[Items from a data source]

============

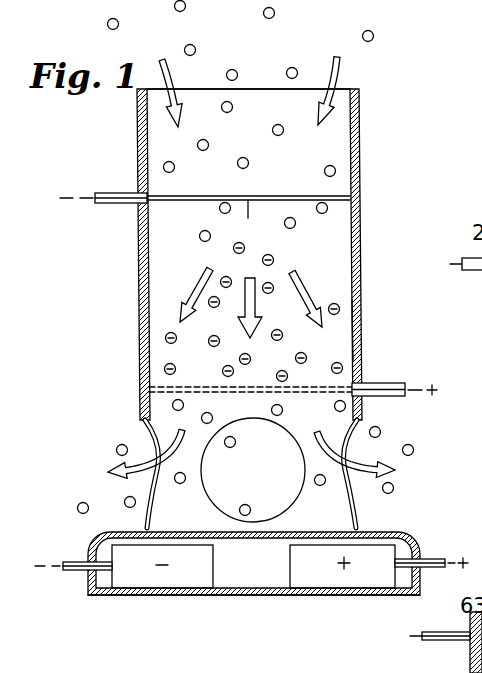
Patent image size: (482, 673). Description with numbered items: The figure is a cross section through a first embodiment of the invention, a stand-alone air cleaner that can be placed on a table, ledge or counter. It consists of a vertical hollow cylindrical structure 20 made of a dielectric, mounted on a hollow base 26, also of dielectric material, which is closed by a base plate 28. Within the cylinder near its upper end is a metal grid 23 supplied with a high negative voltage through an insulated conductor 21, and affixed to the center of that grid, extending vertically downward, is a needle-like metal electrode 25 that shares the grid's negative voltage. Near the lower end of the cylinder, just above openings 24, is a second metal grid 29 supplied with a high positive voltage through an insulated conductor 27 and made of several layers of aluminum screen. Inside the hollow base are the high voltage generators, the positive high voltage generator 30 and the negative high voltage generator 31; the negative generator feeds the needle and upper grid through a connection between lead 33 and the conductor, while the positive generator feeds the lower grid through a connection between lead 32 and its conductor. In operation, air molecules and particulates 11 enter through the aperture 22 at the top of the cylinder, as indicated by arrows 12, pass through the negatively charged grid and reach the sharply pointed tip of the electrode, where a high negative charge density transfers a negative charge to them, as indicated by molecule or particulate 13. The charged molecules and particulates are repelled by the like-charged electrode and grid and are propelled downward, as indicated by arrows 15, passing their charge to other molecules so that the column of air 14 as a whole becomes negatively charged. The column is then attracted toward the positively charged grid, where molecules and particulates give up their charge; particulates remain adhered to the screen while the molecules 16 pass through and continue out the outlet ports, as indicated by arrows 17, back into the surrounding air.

The air molecules and particulates 11 is at (372, 40).
The arrows 12 is at (162, 60).
The molecule or particulate 13 is at (233, 251).
The column of air 14 is at (337, 327).
The arrows 15 is at (302, 278).
The molecules 16 is at (276, 416).
The arrows 17 is at (363, 463).
The vertical hollow cylindrical structure 20 is at (358, 173).
The insulated conductor 21 is at (110, 208).
The aperture 22 is at (267, 88).
The metal grid 23 is at (202, 196).
The openings 24 is at (148, 435).
The metal electrode 25 is at (250, 222).
The hollow base 26 is at (413, 538).
The insulated conductor 27 is at (393, 382).
The base plate 28 is at (365, 595).
The second metal grid 29 is at (192, 387).
The positive high voltage generator 30 is at (327, 578).
The negative high voltage generator 31 is at (180, 582).
The lead 32 is at (428, 570).
The lead 33 is at (75, 570).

============

- What is asked
Write out every line above word for word, but leave out any picture.

- Task solution
Patent image size: (482, 673). Description with numbered items: The figure is a cross section through a first embodiment of the invention, a stand-alone air cleaner that can be placed on a table, ledge or counter. It consists of a vertical hollow cylindrical structure 20 made of a dielectric, mounted on a hollow base 26, also of dielectric material, which is closed by a base plate 28. Within the cylinder near its upper end is a metal grid 23 supplied with a high negative voltage through an insulated conductor 21, and affixed to the center of that grid, extending vertically downward, is a needle-like metal electrode 25 that shares the grid's negative voltage. Near the lower end of the cylinder, just above openings 24, is a second metal grid 29 supplied with a high positive voltage through an insulated conductor 27 and made of several layers of aluminum screen. Inside the hollow base are the high voltage generators, the positive high voltage generator 30 and the negative high voltage generator 31; the negative generator feeds the needle and upper grid through a connection between lead 33 and the conductor, while the positive generator feeds the lower grid through a connection between lead 32 and its conductor. In operation, air molecules and particulates 11 enter through the aperture 22 at the top of the cylinder, as indicated by arrows 12, pass through the negatively charged grid and reach the sharply pointed tip of the electrode, where a high negative charge density transfers a negative charge to them, as indicated by molecule or particulate 13. The charged molecules and particulates are repelled by the like-charged electrode and grid and are propelled downward, as indicated by arrows 15, passing their charge to other molecules so that the column of air 14 as a whole becomes negatively charged. The column is then attracted toward the positively charged grid, where molecules and particulates give up their charge; particulates remain adhered to the screen while the molecules 16 pass through and continue out the outlet ports, as indicated by arrows 17, back into the surrounding air.

The air molecules and particulates 11 is at (372, 40).
The arrows 12 is at (162, 60).
The molecule or particulate 13 is at (233, 251).
The column of air 14 is at (337, 327).
The arrows 15 is at (302, 278).
The molecules 16 is at (276, 416).
The arrows 17 is at (363, 463).
The vertical hollow cylindrical structure 20 is at (358, 173).
The insulated conductor 21 is at (110, 208).
The aperture 22 is at (267, 88).
The metal grid 23 is at (202, 196).
The openings 24 is at (148, 435).
The metal electrode 25 is at (250, 222).
The hollow base 26 is at (413, 538).
The insulated conductor 27 is at (393, 382).
The base plate 28 is at (365, 595).
The second metal grid 29 is at (192, 387).
The positive high voltage generator 30 is at (327, 578).
The negative high voltage generator 31 is at (180, 582).
The lead 32 is at (428, 570).
The lead 33 is at (75, 570).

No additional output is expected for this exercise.